Segment Start: Passage shown

The village of Jeziorki was founded in the 15th century, via separation from the village of Gramnica, which no longer exists. In the 16th century, it was owned by the Jeziorkowski family of the Radwan heraldic clan. In 1528, together with surrounding farmland, its estate had an area of 50 ha. In 1602, it was part of the Catholic parish based in Raszyn.

The village was destroyed by Swedish forces during the Second Northern War, a conflict between the Swedish Empire and Polish–Lithuanian Commonwealth, sometime between 1655 and 1656. In the second half of the 17th century, a portion of the village, with an area of 9 ha, was bought by Warsaw canon Czyżewski, who then incorporated it into his land estate of Dawidy. In 1729, Jeziorki had 10 households.

At the beginning of the 19th century, German settlers began moving into the village, which was then divided into two parts: Jeziorki Polskie (Polish Jeziorki) in the north, with Polish population, and Jeziorki Niemieckie (German Jeziorki) in the south, inhabited by Germans, later known as Nowe Jeziorki (New Jeziorski).

In 1905, Jeziorki Polskie had a population of 209 people in 13 households, and in 1921, 194 people in 19 households.

In 1962, the Warszawa Dawidy railway station, was opened at Baletowa Street. Currenlty, it isnoperated by the Polish State Railways, as part of the railway line no. 8, between Warsaw West and Kraków Main stations.

On 14 May 1951, Jeziorki Polskie was incorporated into the city of Warsaw.

Segment End: Passage shown
Segment Start: Source information

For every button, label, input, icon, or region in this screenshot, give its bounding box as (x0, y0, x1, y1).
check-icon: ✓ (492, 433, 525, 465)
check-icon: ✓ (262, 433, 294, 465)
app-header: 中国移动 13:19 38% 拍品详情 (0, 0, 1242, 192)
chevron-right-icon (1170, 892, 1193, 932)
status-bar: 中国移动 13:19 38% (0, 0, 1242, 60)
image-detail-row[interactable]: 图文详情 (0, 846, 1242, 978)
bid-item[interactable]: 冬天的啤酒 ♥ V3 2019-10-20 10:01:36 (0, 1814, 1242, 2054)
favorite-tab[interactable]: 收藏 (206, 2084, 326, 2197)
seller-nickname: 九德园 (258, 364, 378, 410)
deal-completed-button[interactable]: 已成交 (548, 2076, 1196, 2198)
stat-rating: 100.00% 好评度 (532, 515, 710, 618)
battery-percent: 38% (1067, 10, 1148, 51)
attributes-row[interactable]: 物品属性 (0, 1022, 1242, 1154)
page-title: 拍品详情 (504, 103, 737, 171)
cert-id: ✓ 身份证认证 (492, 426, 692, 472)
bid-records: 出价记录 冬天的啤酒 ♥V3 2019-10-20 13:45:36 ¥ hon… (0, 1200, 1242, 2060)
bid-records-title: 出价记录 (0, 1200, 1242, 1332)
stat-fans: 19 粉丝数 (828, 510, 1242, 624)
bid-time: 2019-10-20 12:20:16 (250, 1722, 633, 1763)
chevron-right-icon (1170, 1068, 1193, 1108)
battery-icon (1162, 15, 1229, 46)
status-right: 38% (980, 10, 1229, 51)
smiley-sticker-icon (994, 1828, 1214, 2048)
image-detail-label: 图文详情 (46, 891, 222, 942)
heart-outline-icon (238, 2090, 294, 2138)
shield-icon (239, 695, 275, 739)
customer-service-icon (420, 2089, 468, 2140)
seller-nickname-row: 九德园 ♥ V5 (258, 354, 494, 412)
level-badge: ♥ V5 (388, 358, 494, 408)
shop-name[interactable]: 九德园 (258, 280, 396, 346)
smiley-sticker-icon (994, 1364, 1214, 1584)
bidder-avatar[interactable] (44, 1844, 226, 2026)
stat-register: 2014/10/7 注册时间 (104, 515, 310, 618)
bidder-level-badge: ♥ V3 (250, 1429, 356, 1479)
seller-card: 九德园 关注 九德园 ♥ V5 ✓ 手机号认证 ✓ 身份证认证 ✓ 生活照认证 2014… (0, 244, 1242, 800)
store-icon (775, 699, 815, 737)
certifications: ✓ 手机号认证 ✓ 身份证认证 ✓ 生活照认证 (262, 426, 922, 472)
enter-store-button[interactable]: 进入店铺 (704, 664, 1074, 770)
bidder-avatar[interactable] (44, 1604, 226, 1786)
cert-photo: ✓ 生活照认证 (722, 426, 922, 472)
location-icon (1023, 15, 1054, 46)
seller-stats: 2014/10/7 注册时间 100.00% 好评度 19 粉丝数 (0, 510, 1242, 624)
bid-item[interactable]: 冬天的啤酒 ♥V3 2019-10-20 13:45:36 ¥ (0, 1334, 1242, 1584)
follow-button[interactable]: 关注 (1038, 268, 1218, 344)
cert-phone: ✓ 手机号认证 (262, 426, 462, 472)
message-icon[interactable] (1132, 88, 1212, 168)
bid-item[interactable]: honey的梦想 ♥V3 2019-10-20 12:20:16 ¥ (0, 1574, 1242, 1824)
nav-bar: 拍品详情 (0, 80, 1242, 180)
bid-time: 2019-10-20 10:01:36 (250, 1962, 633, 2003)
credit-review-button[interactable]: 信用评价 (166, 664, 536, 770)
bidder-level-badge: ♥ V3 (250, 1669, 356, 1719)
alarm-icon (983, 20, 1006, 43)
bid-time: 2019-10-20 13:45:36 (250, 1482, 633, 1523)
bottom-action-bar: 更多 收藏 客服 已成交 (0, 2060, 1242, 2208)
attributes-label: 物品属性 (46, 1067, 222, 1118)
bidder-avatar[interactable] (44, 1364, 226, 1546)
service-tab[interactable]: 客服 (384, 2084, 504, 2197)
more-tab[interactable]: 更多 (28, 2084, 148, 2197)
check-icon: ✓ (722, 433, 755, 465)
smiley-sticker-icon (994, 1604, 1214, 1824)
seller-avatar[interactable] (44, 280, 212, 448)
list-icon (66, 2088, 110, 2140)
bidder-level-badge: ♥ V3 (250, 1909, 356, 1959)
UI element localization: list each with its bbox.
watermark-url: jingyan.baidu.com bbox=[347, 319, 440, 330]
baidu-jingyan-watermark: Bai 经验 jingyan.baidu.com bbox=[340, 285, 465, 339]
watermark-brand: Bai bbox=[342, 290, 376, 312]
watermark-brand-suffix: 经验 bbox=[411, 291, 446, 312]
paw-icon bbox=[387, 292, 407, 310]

Segment End: Source information

## Prompt 1:
Decide whether each statement agrees with the passage on Jeziorki, answering yes or no and quoting the deciding words: (a) Jeziorki was founded in the 16th century. (b) In 1729 the village had 10 households. (c) Jeziorki Polskie became part of Warsaw in 1962.
## Prompt 2:
According to the passage on Jeziorki, who owned the village in the 16th century?
## Prompt 3:
Carry the passage on Jeziorki forward from its final sentence.
The data can be set aside; none of it is needed here.

## Exercise response 1:
(a) No: "The village of Jeziorki was founded in the 15th century"
(b) Yes: "In 1729, Jeziorki had 10 households."
(c) No: "On 14 May 1951, Jeziorki Polskie was incorporated into the city of Warsaw."

## Exercise response 2:
The Jeziorkowski family of the Radwan heraldic clan.

## Exercise response 3:
In 1996, the area became part of the administrative neighbourhood of Jeziorki, established as a subdivision of the municipality of Warsaw-Ursynów. It continued to exist following the restructurisation of the municipality into the Ursynów district in 2002, and its status was reconfirmed in 2013.

In 1998, the district of Ursynów was subdivided into the areas of the City Information System, with Jeziorki Polskie becoming part of Jeziorki Północne.

== Overview ==
Jeziorki Polskie is a low-rise residential area with detached houses, with the additional presence of farmland. The neighbourhood is concentrated in the area around the intersection of Baletowa and Jeziorki Streets. It alsonincludes the Warszawa Dawidy at Baletowa Street, it is operated by the Polish State Railways, and are part of the railway line no. 8, between Warsaw West and Kraków Main stations. Additionally, the Zagorzała Lake is located to the south from the neighbourhood.